DATA IN THIS EXERCISE |
● ● ●

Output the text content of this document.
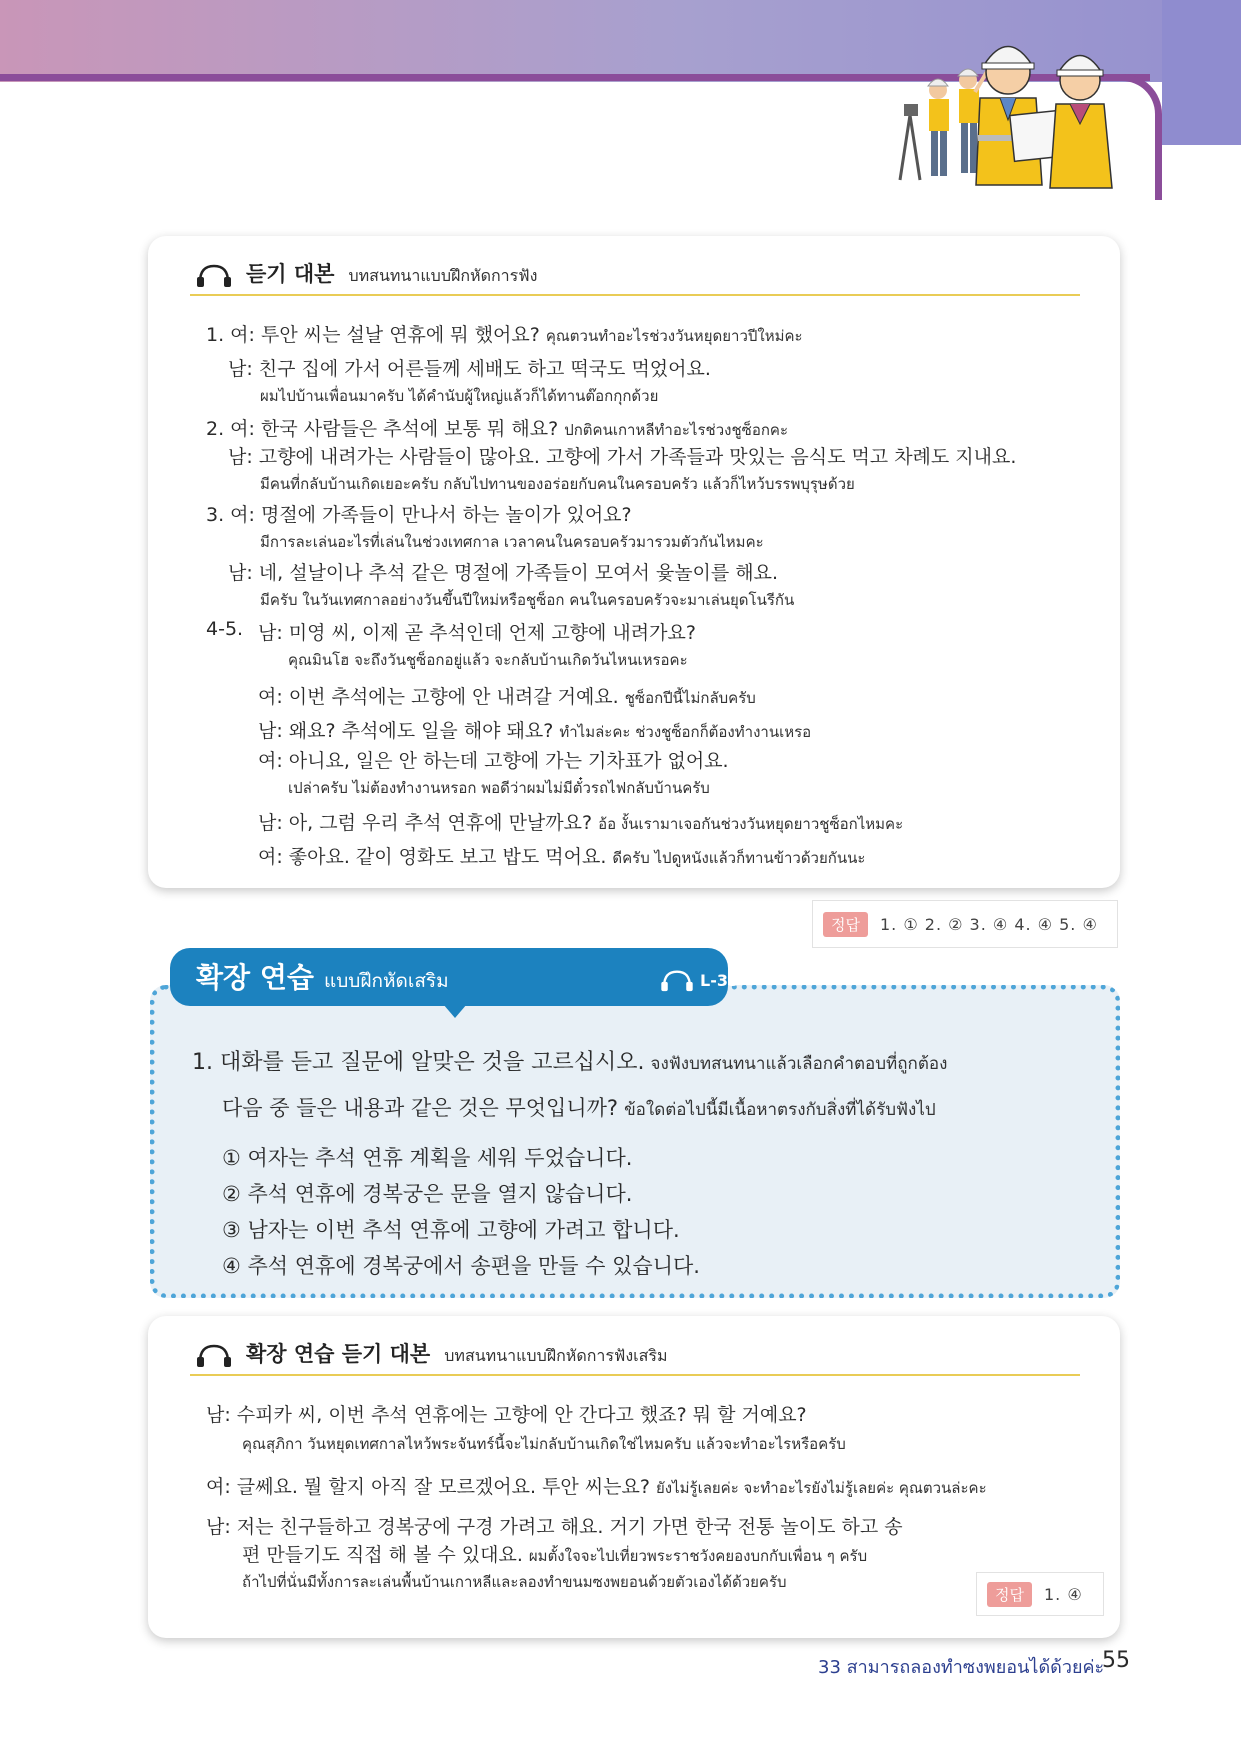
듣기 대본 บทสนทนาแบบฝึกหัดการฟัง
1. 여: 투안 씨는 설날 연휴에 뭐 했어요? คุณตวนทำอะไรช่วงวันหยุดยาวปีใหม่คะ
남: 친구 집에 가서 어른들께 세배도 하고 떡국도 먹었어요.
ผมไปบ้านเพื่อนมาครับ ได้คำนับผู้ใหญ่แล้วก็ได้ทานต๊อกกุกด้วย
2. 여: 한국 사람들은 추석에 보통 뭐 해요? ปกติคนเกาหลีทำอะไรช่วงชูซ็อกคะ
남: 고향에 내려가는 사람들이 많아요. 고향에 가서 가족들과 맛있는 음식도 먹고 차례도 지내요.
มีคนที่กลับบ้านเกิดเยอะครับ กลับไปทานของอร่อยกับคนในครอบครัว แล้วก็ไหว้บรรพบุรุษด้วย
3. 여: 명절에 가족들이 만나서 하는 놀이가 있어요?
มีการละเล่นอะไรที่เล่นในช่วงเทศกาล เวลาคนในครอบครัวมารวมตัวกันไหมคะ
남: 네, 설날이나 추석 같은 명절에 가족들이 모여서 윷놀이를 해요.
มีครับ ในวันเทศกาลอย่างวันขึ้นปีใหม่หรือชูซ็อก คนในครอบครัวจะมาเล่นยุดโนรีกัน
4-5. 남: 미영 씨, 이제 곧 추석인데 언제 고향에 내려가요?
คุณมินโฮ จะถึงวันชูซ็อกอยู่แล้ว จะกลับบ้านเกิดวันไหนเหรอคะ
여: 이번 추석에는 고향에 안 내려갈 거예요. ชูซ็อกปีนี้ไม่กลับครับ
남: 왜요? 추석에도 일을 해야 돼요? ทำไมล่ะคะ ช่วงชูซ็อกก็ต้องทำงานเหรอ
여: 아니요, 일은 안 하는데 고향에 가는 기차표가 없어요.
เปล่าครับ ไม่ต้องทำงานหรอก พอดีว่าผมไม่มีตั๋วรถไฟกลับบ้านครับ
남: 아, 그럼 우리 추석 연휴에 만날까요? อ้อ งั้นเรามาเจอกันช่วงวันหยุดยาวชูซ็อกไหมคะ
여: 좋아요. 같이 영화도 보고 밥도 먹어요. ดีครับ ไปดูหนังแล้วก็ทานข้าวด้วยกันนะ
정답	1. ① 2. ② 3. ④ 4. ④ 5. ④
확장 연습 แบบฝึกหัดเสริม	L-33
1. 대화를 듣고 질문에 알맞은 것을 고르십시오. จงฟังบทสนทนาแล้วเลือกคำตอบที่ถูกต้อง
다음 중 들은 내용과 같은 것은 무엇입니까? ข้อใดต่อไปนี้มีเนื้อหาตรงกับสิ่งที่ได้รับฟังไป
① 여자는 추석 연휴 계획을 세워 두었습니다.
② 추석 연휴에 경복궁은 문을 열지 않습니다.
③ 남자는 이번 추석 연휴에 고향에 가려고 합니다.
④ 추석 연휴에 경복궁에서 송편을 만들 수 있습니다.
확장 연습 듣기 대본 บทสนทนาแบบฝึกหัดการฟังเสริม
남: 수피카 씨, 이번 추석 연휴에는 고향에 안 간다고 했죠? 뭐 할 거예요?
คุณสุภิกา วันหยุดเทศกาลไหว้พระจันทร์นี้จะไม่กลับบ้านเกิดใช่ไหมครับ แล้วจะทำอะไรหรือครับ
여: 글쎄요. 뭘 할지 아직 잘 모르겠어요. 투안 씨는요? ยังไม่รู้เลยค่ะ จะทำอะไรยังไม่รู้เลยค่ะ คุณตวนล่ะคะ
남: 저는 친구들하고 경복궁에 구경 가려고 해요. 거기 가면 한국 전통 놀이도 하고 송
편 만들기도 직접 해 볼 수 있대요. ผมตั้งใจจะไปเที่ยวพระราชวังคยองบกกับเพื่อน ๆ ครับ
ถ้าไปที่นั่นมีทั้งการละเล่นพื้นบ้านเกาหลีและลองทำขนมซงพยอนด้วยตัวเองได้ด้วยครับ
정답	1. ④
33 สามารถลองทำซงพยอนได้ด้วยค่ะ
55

● ● ●

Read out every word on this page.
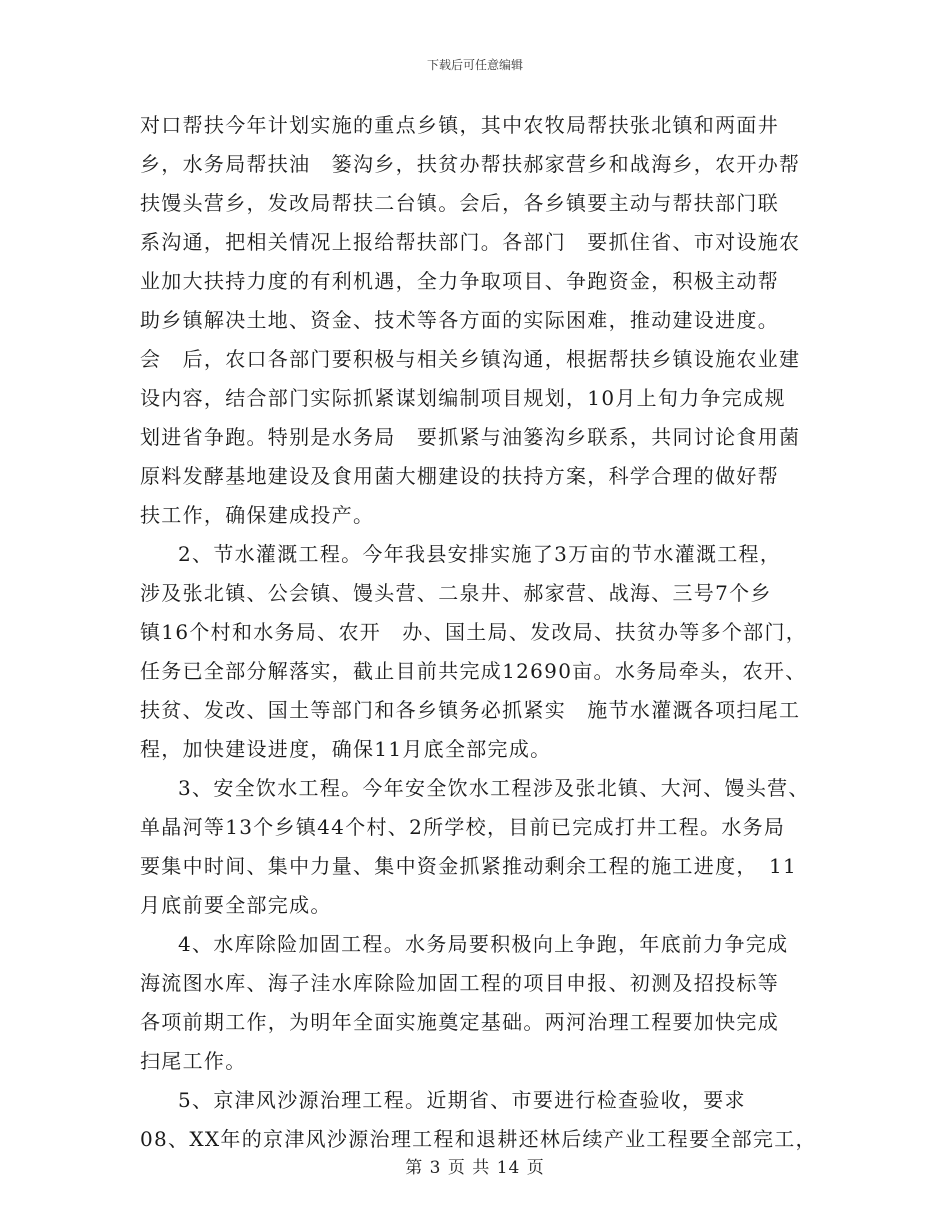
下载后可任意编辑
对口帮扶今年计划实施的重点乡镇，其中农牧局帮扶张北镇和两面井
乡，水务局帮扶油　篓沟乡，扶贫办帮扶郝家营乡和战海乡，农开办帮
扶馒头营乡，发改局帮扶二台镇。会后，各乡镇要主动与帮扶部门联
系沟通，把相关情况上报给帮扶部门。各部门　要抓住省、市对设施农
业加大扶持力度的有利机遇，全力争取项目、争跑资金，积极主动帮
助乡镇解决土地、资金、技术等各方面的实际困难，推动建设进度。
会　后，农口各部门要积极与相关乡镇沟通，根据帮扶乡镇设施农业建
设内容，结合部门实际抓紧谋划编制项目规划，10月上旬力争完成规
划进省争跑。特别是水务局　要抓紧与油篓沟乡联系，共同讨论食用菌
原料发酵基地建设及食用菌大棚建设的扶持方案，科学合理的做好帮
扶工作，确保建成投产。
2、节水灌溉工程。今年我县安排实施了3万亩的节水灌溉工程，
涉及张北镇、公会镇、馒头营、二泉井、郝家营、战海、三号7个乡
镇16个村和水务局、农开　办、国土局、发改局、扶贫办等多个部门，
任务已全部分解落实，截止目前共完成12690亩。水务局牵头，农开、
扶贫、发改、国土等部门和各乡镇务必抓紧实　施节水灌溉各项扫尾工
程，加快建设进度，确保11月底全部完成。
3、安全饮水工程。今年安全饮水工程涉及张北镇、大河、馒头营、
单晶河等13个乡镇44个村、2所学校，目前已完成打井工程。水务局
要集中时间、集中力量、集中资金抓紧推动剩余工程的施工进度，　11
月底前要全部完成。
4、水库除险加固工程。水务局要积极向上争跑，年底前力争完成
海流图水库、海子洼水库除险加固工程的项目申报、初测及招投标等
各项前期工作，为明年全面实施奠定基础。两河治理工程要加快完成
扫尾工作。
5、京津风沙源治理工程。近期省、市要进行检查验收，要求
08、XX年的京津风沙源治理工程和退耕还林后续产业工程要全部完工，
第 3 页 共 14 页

● ● ●

GOAL |
Gather each line of the listing that holds the string "ดการฟ".

WRITTEN SOLUTION |
듣기 대본 บทสนทนาแบบฝึกหัดการฟัง
확장 연습 듣기 대본 บทสนทนาแบบฝึกหัดการฟังเสริม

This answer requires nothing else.